Exercise prompt -> Below are entries to be transcribed exactly; exclude the pictures from the copy.
# # # #
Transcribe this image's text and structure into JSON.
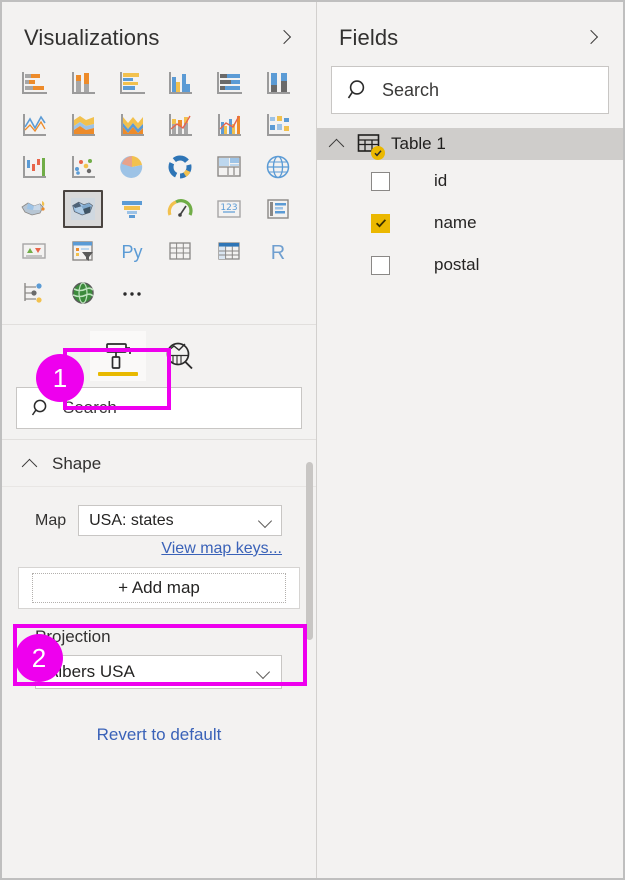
{
  "window": {
    "background": "#f3f2f1",
    "accent_annotation": "#ee00ee",
    "accent_yellow": "#ebb800",
    "link_blue": "#3a62b8"
  },
  "visualizations": {
    "title": "Visualizations",
    "collapse_icon": "chevron-right-icon",
    "gallery": [
      {
        "name": "stacked-bar-chart",
        "label": "Stacked bar chart",
        "selected": false
      },
      {
        "name": "stacked-column-chart",
        "label": "Stacked column chart",
        "selected": false
      },
      {
        "name": "clustered-bar-chart",
        "label": "Clustered bar chart",
        "selected": false
      },
      {
        "name": "clustered-column-chart",
        "label": "Clustered column chart",
        "selected": false
      },
      {
        "name": "100-stacked-bar-chart",
        "label": "100% stacked bar chart",
        "selected": false
      },
      {
        "name": "100-stacked-column-chart",
        "label": "100% stacked column chart",
        "selected": false
      },
      {
        "name": "line-chart",
        "label": "Line chart",
        "selected": false
      },
      {
        "name": "area-chart",
        "label": "Area chart",
        "selected": false
      },
      {
        "name": "stacked-area-chart",
        "label": "Stacked area chart",
        "selected": false
      },
      {
        "name": "line-and-stacked-column-chart",
        "label": "Line and stacked column chart",
        "selected": false
      },
      {
        "name": "line-and-clustered-column-chart",
        "label": "Line and clustered column chart",
        "selected": false
      },
      {
        "name": "ribbon-chart",
        "label": "Ribbon chart",
        "selected": false
      },
      {
        "name": "waterfall-chart",
        "label": "Waterfall chart",
        "selected": false
      },
      {
        "name": "scatter-chart",
        "label": "Scatter chart",
        "selected": false
      },
      {
        "name": "pie-chart",
        "label": "Pie chart",
        "selected": false
      },
      {
        "name": "donut-chart",
        "label": "Donut chart",
        "selected": false
      },
      {
        "name": "treemap",
        "label": "Treemap",
        "selected": false
      },
      {
        "name": "map",
        "label": "Map",
        "selected": false
      },
      {
        "name": "filled-map",
        "label": "Filled map",
        "selected": false
      },
      {
        "name": "shape-map",
        "label": "Shape map",
        "selected": true
      },
      {
        "name": "funnel-chart",
        "label": "Funnel",
        "selected": false
      },
      {
        "name": "gauge-chart",
        "label": "Gauge",
        "selected": false
      },
      {
        "name": "card",
        "label": "Card",
        "selected": false
      },
      {
        "name": "multi-row-card",
        "label": "Multi-row card",
        "selected": false
      },
      {
        "name": "kpi",
        "label": "KPI",
        "selected": false
      },
      {
        "name": "slicer",
        "label": "Slicer",
        "selected": false
      },
      {
        "name": "python-visual",
        "label": "Py",
        "selected": false
      },
      {
        "name": "table-visual",
        "label": "Table",
        "selected": false
      },
      {
        "name": "matrix-visual",
        "label": "Matrix",
        "selected": false
      },
      {
        "name": "r-script-visual",
        "label": "R",
        "selected": false
      },
      {
        "name": "decomposition-tree",
        "label": "Decomposition tree",
        "selected": false
      },
      {
        "name": "arcgis-maps",
        "label": "ArcGIS Maps",
        "selected": false
      },
      {
        "name": "more-options",
        "label": "...",
        "selected": false
      }
    ]
  },
  "pane_tabs": {
    "format_tab": {
      "icon": "paint-roller-icon",
      "label": "Format",
      "active": true
    },
    "analytics_tab": {
      "icon": "analytics-magnifier-icon",
      "label": "Analytics",
      "active": false
    }
  },
  "format_search": {
    "icon": "search-icon",
    "placeholder": "Search",
    "value": "Search"
  },
  "shape_section": {
    "title": "Shape",
    "collapse_icon": "chevron-up-icon",
    "map_label": "Map",
    "map_value": "USA: states",
    "map_options": [
      "USA: states"
    ],
    "view_map_keys_link": "View map keys...",
    "add_map_button": "+ Add map",
    "projection_label": "Projection",
    "projection_value": "Albers USA",
    "projection_options": [
      "Albers USA"
    ],
    "revert_link": "Revert to default"
  },
  "fields": {
    "title": "Fields",
    "collapse_icon": "chevron-right-icon",
    "search": {
      "icon": "search-icon",
      "placeholder": "Search",
      "value": "Search"
    },
    "table": {
      "name": "Table 1",
      "icon": "table-icon",
      "badge_icon": "check-badge-icon",
      "expanded": true,
      "columns": [
        {
          "label": "id",
          "checked": false
        },
        {
          "label": "name",
          "checked": true
        },
        {
          "label": "postal",
          "checked": false
        }
      ]
    }
  },
  "annotations": [
    {
      "name": "callout-1",
      "number": "1",
      "target": "format-tab"
    },
    {
      "name": "callout-2",
      "number": "2",
      "target": "add-map-button"
    }
  ]
}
# # # #
Correct answer ->
Transcribe this image's text and structure into JSON.
{
  "window": {
    "background": "#f3f2f1",
    "accent_annotation": "#ee00ee",
    "accent_yellow": "#ebb800",
    "link_blue": "#3a62b8"
  },
  "visualizations": {
    "title": "Visualizations",
    "collapse_icon": "chevron-right-icon",
    "gallery": [
      {
        "name": "stacked-bar-chart",
        "label": "Stacked bar chart",
        "selected": false
      },
      {
        "name": "stacked-column-chart",
        "label": "Stacked column chart",
        "selected": false
      },
      {
        "name": "clustered-bar-chart",
        "label": "Clustered bar chart",
        "selected": false
      },
      {
        "name": "clustered-column-chart",
        "label": "Clustered column chart",
        "selected": false
      },
      {
        "name": "100-stacked-bar-chart",
        "label": "100% stacked bar chart",
        "selected": false
      },
      {
        "name": "100-stacked-column-chart",
        "label": "100% stacked column chart",
        "selected": false
      },
      {
        "name": "line-chart",
        "label": "Line chart",
        "selected": false
      },
      {
        "name": "area-chart",
        "label": "Area chart",
        "selected": false
      },
      {
        "name": "stacked-area-chart",
        "label": "Stacked area chart",
        "selected": false
      },
      {
        "name": "line-and-stacked-column-chart",
        "label": "Line and stacked column chart",
        "selected": false
      },
      {
        "name": "line-and-clustered-column-chart",
        "label": "Line and clustered column chart",
        "selected": false
      },
      {
        "name": "ribbon-chart",
        "label": "Ribbon chart",
        "selected": false
      },
      {
        "name": "waterfall-chart",
        "label": "Waterfall chart",
        "selected": false
      },
      {
        "name": "scatter-chart",
        "label": "Scatter chart",
        "selected": false
      },
      {
        "name": "pie-chart",
        "label": "Pie chart",
        "selected": false
      },
      {
        "name": "donut-chart",
        "label": "Donut chart",
        "selected": false
      },
      {
        "name": "treemap",
        "label": "Treemap",
        "selected": false
      },
      {
        "name": "map",
        "label": "Map",
        "selected": false
      },
      {
        "name": "filled-map",
        "label": "Filled map",
        "selected": false
      },
      {
        "name": "shape-map",
        "label": "Shape map",
        "selected": true
      },
      {
        "name": "funnel-chart",
        "label": "Funnel",
        "selected": false
      },
      {
        "name": "gauge-chart",
        "label": "Gauge",
        "selected": false
      },
      {
        "name": "card",
        "label": "Card",
        "selected": false
      },
      {
        "name": "multi-row-card",
        "label": "Multi-row card",
        "selected": false
      },
      {
        "name": "kpi",
        "label": "KPI",
        "selected": false
      },
      {
        "name": "slicer",
        "label": "Slicer",
        "selected": false
      },
      {
        "name": "python-visual",
        "label": "Py",
        "selected": false
      },
      {
        "name": "table-visual",
        "label": "Table",
        "selected": false
      },
      {
        "name": "matrix-visual",
        "label": "Matrix",
        "selected": false
      },
      {
        "name": "r-script-visual",
        "label": "R",
        "selected": false
      },
      {
        "name": "decomposition-tree",
        "label": "Decomposition tree",
        "selected": false
      },
      {
        "name": "arcgis-maps",
        "label": "ArcGIS Maps",
        "selected": false
      },
      {
        "name": "more-options",
        "label": "...",
        "selected": false
      }
    ]
  },
  "pane_tabs": {
    "format_tab": {
      "icon": "paint-roller-icon",
      "label": "Format",
      "active": true
    },
    "analytics_tab": {
      "icon": "analytics-magnifier-icon",
      "label": "Analytics",
      "active": false
    }
  },
  "format_search": {
    "icon": "search-icon",
    "placeholder": "Search",
    "value": "Search"
  },
  "shape_section": {
    "title": "Shape",
    "collapse_icon": "chevron-up-icon",
    "map_label": "Map",
    "map_value": "USA: states",
    "map_options": [
      "USA: states"
    ],
    "view_map_keys_link": "View map keys...",
    "add_map_button": "+ Add map",
    "projection_label": "Projection",
    "projection_value": "Albers USA",
    "projection_options": [
      "Albers USA"
    ],
    "revert_link": "Revert to default"
  },
  "fields": {
    "title": "Fields",
    "collapse_icon": "chevron-right-icon",
    "search": {
      "icon": "search-icon",
      "placeholder": "Search",
      "value": "Search"
    },
    "table": {
      "name": "Table 1",
      "icon": "table-icon",
      "badge_icon": "check-badge-icon",
      "expanded": true,
      "columns": [
        {
          "label": "id",
          "checked": false
        },
        {
          "label": "name",
          "checked": true
        },
        {
          "label": "postal",
          "checked": false
        }
      ]
    }
  },
  "annotations": [
    {
      "name": "callout-1",
      "number": "1",
      "target": "format-tab"
    },
    {
      "name": "callout-2",
      "number": "2",
      "target": "add-map-button"
    }
  ]
}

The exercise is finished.